--- TASK DIRECTIONS ---
Filter out everything except lines holding "ylabel".

(Entries with figure data)
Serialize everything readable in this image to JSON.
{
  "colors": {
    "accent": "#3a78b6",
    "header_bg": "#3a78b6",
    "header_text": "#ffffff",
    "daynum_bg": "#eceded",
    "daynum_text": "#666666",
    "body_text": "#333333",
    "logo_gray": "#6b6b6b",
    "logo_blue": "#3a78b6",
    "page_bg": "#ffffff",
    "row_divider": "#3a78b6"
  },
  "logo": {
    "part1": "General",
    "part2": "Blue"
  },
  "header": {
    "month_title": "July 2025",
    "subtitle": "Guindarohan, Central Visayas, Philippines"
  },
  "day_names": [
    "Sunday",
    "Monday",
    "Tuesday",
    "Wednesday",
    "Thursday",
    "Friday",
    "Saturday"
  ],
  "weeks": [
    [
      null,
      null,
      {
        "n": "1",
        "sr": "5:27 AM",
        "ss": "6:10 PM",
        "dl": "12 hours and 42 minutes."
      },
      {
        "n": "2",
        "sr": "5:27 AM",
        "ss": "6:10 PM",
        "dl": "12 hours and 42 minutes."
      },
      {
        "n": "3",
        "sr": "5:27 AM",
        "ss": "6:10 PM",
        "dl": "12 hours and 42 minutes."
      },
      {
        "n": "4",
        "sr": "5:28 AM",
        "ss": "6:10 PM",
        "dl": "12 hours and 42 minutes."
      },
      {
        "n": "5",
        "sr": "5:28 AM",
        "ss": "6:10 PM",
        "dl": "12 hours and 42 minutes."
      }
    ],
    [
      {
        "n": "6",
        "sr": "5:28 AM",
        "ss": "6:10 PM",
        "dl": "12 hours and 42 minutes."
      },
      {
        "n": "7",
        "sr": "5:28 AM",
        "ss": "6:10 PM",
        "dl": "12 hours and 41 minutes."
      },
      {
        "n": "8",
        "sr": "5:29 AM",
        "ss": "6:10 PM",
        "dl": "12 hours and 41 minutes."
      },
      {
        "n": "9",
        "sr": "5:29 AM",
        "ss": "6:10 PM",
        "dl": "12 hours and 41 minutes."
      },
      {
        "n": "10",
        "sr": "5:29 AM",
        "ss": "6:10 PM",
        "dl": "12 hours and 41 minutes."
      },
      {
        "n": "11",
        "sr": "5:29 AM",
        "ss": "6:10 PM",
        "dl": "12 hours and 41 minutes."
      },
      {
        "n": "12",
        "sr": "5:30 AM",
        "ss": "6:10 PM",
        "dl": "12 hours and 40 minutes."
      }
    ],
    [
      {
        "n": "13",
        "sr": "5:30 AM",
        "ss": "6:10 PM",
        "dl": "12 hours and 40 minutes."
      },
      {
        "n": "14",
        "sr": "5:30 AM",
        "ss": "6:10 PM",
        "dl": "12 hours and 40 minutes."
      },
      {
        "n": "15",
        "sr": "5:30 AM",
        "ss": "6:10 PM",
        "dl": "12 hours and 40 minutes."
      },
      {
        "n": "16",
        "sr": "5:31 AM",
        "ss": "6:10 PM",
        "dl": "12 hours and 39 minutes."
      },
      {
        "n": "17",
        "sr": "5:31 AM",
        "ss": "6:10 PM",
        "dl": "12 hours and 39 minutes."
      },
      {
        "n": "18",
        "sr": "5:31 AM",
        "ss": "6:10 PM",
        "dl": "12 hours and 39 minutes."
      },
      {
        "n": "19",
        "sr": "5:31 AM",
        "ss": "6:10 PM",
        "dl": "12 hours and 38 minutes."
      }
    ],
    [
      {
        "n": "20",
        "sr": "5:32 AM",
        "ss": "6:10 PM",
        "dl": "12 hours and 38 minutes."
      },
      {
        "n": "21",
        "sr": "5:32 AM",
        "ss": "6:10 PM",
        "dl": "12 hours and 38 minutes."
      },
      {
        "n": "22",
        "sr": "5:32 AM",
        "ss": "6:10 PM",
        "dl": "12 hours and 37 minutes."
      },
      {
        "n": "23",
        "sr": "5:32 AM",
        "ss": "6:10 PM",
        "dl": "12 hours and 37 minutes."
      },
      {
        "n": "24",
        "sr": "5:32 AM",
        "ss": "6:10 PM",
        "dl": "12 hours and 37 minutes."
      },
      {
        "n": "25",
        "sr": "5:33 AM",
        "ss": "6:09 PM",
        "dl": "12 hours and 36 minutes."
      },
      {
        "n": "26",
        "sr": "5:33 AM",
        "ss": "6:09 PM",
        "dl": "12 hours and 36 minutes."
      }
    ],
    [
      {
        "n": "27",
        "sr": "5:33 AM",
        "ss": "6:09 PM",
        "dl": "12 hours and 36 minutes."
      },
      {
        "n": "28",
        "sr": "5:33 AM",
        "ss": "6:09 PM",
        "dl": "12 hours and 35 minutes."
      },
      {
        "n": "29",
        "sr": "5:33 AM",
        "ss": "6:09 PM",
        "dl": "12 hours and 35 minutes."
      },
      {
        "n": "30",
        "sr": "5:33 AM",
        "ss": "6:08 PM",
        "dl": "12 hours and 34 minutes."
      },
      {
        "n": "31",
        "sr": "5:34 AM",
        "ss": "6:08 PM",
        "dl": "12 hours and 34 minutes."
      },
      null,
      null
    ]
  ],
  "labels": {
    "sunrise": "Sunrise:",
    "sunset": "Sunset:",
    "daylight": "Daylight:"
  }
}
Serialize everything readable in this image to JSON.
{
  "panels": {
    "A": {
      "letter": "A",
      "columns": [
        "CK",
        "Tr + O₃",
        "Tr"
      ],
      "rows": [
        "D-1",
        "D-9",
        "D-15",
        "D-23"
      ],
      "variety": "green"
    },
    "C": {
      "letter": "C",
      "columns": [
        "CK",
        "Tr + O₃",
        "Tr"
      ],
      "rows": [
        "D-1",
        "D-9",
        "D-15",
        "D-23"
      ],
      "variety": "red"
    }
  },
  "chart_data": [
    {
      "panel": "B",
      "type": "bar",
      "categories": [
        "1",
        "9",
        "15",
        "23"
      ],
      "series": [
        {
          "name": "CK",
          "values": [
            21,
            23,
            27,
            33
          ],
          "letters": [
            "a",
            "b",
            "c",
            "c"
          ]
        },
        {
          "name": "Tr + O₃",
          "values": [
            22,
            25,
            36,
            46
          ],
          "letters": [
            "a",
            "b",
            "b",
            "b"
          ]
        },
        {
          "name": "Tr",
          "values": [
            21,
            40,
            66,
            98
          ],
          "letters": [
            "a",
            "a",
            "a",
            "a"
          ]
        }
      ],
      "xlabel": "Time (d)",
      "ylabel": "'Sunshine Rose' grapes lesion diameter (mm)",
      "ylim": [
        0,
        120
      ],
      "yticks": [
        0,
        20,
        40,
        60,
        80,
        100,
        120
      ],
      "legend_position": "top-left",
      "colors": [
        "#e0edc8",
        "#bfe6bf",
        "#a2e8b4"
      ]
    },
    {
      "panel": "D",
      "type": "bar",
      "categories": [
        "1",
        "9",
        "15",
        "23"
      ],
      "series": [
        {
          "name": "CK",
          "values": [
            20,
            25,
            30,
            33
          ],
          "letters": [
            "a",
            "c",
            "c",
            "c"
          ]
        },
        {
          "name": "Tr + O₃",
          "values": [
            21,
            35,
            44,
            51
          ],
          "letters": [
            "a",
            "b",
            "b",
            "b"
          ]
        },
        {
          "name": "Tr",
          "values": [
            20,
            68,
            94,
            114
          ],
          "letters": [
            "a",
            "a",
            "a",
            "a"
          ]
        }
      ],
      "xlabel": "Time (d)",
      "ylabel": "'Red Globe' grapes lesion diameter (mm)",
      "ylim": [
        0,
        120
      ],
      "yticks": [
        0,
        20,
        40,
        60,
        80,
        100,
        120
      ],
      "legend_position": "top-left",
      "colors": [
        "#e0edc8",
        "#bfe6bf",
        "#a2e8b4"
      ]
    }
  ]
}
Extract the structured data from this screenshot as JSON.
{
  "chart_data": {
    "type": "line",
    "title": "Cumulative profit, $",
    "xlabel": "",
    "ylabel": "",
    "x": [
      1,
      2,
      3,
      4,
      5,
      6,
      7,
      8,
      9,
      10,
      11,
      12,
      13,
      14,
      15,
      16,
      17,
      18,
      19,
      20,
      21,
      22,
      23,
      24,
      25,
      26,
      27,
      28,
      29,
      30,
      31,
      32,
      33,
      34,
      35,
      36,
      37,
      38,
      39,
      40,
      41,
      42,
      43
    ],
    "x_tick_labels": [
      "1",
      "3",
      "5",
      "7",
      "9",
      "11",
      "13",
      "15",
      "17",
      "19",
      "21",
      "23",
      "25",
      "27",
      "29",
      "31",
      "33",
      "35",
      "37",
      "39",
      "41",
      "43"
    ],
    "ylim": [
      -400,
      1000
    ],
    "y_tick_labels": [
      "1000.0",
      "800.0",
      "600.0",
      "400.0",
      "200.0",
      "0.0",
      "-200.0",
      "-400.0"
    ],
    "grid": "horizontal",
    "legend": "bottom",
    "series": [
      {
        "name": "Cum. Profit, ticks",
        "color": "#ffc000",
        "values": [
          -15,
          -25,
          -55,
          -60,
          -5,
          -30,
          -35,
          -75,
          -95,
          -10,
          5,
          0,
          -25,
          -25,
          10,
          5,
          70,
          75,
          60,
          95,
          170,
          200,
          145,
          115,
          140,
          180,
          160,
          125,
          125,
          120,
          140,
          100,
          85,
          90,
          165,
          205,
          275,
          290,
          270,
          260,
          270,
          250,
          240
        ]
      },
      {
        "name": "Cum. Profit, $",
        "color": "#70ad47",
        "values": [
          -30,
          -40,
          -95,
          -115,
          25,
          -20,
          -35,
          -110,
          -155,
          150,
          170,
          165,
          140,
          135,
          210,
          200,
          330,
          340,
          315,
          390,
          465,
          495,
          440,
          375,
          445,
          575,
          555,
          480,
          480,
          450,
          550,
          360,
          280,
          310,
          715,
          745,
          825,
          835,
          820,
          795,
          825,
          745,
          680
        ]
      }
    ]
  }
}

--- THE REPLY ---
      "ylabel": "'Sunshine Rose' grapes lesion diameter (mm)",
      "ylabel": "'Red Globe' grapes lesion diameter (mm)",
    "ylabel": "",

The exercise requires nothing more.